Data entries
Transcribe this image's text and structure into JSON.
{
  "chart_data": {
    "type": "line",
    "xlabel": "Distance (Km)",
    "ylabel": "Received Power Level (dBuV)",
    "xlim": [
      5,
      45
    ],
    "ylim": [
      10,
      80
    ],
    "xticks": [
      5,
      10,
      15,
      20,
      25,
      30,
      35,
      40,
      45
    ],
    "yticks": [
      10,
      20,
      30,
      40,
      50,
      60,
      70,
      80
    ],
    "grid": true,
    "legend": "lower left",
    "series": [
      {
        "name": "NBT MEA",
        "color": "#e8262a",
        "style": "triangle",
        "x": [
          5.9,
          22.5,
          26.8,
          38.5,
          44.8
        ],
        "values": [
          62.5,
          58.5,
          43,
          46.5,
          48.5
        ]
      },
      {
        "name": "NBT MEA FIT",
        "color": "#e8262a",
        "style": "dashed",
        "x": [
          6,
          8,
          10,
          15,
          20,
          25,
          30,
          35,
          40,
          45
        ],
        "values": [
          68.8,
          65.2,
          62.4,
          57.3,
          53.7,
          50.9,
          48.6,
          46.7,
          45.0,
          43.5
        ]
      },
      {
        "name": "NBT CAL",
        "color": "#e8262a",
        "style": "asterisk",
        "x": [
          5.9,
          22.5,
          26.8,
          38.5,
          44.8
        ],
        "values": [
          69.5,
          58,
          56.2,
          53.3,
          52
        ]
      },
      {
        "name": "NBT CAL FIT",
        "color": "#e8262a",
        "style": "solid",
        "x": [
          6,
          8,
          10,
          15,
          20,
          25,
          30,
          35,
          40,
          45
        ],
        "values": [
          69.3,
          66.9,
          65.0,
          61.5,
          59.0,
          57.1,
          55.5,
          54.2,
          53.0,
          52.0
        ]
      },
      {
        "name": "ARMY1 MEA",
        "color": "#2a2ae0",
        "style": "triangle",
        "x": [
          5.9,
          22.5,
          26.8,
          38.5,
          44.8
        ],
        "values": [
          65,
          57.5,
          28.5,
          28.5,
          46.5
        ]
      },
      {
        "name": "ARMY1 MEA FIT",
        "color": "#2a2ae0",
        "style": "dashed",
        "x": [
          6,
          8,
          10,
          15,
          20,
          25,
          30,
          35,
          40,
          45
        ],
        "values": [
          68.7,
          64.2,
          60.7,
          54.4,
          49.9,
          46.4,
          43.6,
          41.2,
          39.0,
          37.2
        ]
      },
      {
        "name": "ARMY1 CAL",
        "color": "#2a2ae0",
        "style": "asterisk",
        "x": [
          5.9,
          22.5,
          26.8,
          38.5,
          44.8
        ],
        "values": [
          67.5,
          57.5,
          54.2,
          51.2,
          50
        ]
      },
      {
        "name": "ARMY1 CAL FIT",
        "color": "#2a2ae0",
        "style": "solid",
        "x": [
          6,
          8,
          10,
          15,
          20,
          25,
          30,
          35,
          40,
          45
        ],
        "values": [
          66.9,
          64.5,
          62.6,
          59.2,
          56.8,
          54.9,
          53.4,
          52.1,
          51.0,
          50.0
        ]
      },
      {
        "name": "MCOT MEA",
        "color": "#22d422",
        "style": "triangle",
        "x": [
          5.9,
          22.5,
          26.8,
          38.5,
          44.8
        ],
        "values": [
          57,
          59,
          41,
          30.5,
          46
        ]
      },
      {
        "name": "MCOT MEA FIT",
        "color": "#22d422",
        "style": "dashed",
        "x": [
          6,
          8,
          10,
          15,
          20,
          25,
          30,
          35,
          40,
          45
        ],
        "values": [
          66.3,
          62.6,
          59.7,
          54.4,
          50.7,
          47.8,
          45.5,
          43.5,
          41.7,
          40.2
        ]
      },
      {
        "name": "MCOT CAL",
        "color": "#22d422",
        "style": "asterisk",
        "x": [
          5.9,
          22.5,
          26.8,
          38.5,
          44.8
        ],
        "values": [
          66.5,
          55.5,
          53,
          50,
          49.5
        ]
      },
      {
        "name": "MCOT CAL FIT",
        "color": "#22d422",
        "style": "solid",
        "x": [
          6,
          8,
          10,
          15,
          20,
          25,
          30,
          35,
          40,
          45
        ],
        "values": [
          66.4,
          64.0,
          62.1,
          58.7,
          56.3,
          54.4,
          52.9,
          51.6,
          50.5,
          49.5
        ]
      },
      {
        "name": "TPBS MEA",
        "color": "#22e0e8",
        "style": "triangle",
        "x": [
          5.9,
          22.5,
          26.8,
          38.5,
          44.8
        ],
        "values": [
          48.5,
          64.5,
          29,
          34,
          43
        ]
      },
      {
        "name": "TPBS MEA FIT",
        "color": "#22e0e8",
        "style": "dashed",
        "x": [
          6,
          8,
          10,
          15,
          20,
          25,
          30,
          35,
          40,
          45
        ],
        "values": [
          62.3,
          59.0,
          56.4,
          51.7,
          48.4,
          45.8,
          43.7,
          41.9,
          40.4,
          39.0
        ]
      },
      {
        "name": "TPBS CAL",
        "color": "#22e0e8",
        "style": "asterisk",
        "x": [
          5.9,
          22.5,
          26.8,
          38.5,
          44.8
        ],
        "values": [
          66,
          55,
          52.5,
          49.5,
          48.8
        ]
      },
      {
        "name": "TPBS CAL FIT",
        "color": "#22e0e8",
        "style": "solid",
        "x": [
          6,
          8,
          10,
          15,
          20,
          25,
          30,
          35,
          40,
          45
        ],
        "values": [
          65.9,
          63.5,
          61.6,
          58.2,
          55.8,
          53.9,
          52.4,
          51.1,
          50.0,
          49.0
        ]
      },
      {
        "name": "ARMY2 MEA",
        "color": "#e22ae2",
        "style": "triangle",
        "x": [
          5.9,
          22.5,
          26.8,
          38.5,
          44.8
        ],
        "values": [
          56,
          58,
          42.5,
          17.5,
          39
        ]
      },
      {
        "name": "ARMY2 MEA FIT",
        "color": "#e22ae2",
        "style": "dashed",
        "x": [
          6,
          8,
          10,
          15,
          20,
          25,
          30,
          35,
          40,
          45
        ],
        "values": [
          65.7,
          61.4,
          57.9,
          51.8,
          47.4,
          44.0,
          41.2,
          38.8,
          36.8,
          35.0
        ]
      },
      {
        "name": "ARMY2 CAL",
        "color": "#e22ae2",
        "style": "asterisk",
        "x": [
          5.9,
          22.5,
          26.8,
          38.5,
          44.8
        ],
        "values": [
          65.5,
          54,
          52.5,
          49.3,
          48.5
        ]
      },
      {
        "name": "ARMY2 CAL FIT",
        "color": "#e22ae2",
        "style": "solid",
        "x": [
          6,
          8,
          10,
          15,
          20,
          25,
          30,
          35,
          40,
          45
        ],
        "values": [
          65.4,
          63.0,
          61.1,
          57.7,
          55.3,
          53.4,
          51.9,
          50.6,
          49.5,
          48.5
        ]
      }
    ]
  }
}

*What to produce*: Without changing a word, restate the whole listing.

*Finished answer*:
Transcribe this image's text and structure into JSON.
{
  "chart_data": {
    "type": "line",
    "xlabel": "Distance (Km)",
    "ylabel": "Received Power Level (dBuV)",
    "xlim": [
      5,
      45
    ],
    "ylim": [
      10,
      80
    ],
    "xticks": [
      5,
      10,
      15,
      20,
      25,
      30,
      35,
      40,
      45
    ],
    "yticks": [
      10,
      20,
      30,
      40,
      50,
      60,
      70,
      80
    ],
    "grid": true,
    "legend": "lower left",
    "series": [
      {
        "name": "NBT MEA",
        "color": "#e8262a",
        "style": "triangle",
        "x": [
          5.9,
          22.5,
          26.8,
          38.5,
          44.8
        ],
        "values": [
          62.5,
          58.5,
          43,
          46.5,
          48.5
        ]
      },
      {
        "name": "NBT MEA FIT",
        "color": "#e8262a",
        "style": "dashed",
        "x": [
          6,
          8,
          10,
          15,
          20,
          25,
          30,
          35,
          40,
          45
        ],
        "values": [
          68.8,
          65.2,
          62.4,
          57.3,
          53.7,
          50.9,
          48.6,
          46.7,
          45.0,
          43.5
        ]
      },
      {
        "name": "NBT CAL",
        "color": "#e8262a",
        "style": "asterisk",
        "x": [
          5.9,
          22.5,
          26.8,
          38.5,
          44.8
        ],
        "values": [
          69.5,
          58,
          56.2,
          53.3,
          52
        ]
      },
      {
        "name": "NBT CAL FIT",
        "color": "#e8262a",
        "style": "solid",
        "x": [
          6,
          8,
          10,
          15,
          20,
          25,
          30,
          35,
          40,
          45
        ],
        "values": [
          69.3,
          66.9,
          65.0,
          61.5,
          59.0,
          57.1,
          55.5,
          54.2,
          53.0,
          52.0
        ]
      },
      {
        "name": "ARMY1 MEA",
        "color": "#2a2ae0",
        "style": "triangle",
        "x": [
          5.9,
          22.5,
          26.8,
          38.5,
          44.8
        ],
        "values": [
          65,
          57.5,
          28.5,
          28.5,
          46.5
        ]
      },
      {
        "name": "ARMY1 MEA FIT",
        "color": "#2a2ae0",
        "style": "dashed",
        "x": [
          6,
          8,
          10,
          15,
          20,
          25,
          30,
          35,
          40,
          45
        ],
        "values": [
          68.7,
          64.2,
          60.7,
          54.4,
          49.9,
          46.4,
          43.6,
          41.2,
          39.0,
          37.2
        ]
      },
      {
        "name": "ARMY1 CAL",
        "color": "#2a2ae0",
        "style": "asterisk",
        "x": [
          5.9,
          22.5,
          26.8,
          38.5,
          44.8
        ],
        "values": [
          67.5,
          57.5,
          54.2,
          51.2,
          50
        ]
      },
      {
        "name": "ARMY1 CAL FIT",
        "color": "#2a2ae0",
        "style": "solid",
        "x": [
          6,
          8,
          10,
          15,
          20,
          25,
          30,
          35,
          40,
          45
        ],
        "values": [
          66.9,
          64.5,
          62.6,
          59.2,
          56.8,
          54.9,
          53.4,
          52.1,
          51.0,
          50.0
        ]
      },
      {
        "name": "MCOT MEA",
        "color": "#22d422",
        "style": "triangle",
        "x": [
          5.9,
          22.5,
          26.8,
          38.5,
          44.8
        ],
        "values": [
          57,
          59,
          41,
          30.5,
          46
        ]
      },
      {
        "name": "MCOT MEA FIT",
        "color": "#22d422",
        "style": "dashed",
        "x": [
          6,
          8,
          10,
          15,
          20,
          25,
          30,
          35,
          40,
          45
        ],
        "values": [
          66.3,
          62.6,
          59.7,
          54.4,
          50.7,
          47.8,
          45.5,
          43.5,
          41.7,
          40.2
        ]
      },
      {
        "name": "MCOT CAL",
        "color": "#22d422",
        "style": "asterisk",
        "x": [
          5.9,
          22.5,
          26.8,
          38.5,
          44.8
        ],
        "values": [
          66.5,
          55.5,
          53,
          50,
          49.5
        ]
      },
      {
        "name": "MCOT CAL FIT",
        "color": "#22d422",
        "style": "solid",
        "x": [
          6,
          8,
          10,
          15,
          20,
          25,
          30,
          35,
          40,
          45
        ],
        "values": [
          66.4,
          64.0,
          62.1,
          58.7,
          56.3,
          54.4,
          52.9,
          51.6,
          50.5,
          49.5
        ]
      },
      {
        "name": "TPBS MEA",
        "color": "#22e0e8",
        "style": "triangle",
        "x": [
          5.9,
          22.5,
          26.8,
          38.5,
          44.8
        ],
        "values": [
          48.5,
          64.5,
          29,
          34,
          43
        ]
      },
      {
        "name": "TPBS MEA FIT",
        "color": "#22e0e8",
        "style": "dashed",
        "x": [
          6,
          8,
          10,
          15,
          20,
          25,
          30,
          35,
          40,
          45
        ],
        "values": [
          62.3,
          59.0,
          56.4,
          51.7,
          48.4,
          45.8,
          43.7,
          41.9,
          40.4,
          39.0
        ]
      },
      {
        "name": "TPBS CAL",
        "color": "#22e0e8",
        "style": "asterisk",
        "x": [
          5.9,
          22.5,
          26.8,
          38.5,
          44.8
        ],
        "values": [
          66,
          55,
          52.5,
          49.5,
          48.8
        ]
      },
      {
        "name": "TPBS CAL FIT",
        "color": "#22e0e8",
        "style": "solid",
        "x": [
          6,
          8,
          10,
          15,
          20,
          25,
          30,
          35,
          40,
          45
        ],
        "values": [
          65.9,
          63.5,
          61.6,
          58.2,
          55.8,
          53.9,
          52.4,
          51.1,
          50.0,
          49.0
        ]
      },
      {
        "name": "ARMY2 MEA",
        "color": "#e22ae2",
        "style": "triangle",
        "x": [
          5.9,
          22.5,
          26.8,
          38.5,
          44.8
        ],
        "values": [
          56,
          58,
          42.5,
          17.5,
          39
        ]
      },
      {
        "name": "ARMY2 MEA FIT",
        "color": "#e22ae2",
        "style": "dashed",
        "x": [
          6,
          8,
          10,
          15,
          20,
          25,
          30,
          35,
          40,
          45
        ],
        "values": [
          65.7,
          61.4,
          57.9,
          51.8,
          47.4,
          44.0,
          41.2,
          38.8,
          36.8,
          35.0
        ]
      },
      {
        "name": "ARMY2 CAL",
        "color": "#e22ae2",
        "style": "asterisk",
        "x": [
          5.9,
          22.5,
          26.8,
          38.5,
          44.8
        ],
        "values": [
          65.5,
          54,
          52.5,
          49.3,
          48.5
        ]
      },
      {
        "name": "ARMY2 CAL FIT",
        "color": "#e22ae2",
        "style": "solid",
        "x": [
          6,
          8,
          10,
          15,
          20,
          25,
          30,
          35,
          40,
          45
        ],
        "values": [
          65.4,
          63.0,
          61.1,
          57.7,
          55.3,
          53.4,
          51.9,
          50.6,
          49.5,
          48.5
        ]
      }
    ]
  }
}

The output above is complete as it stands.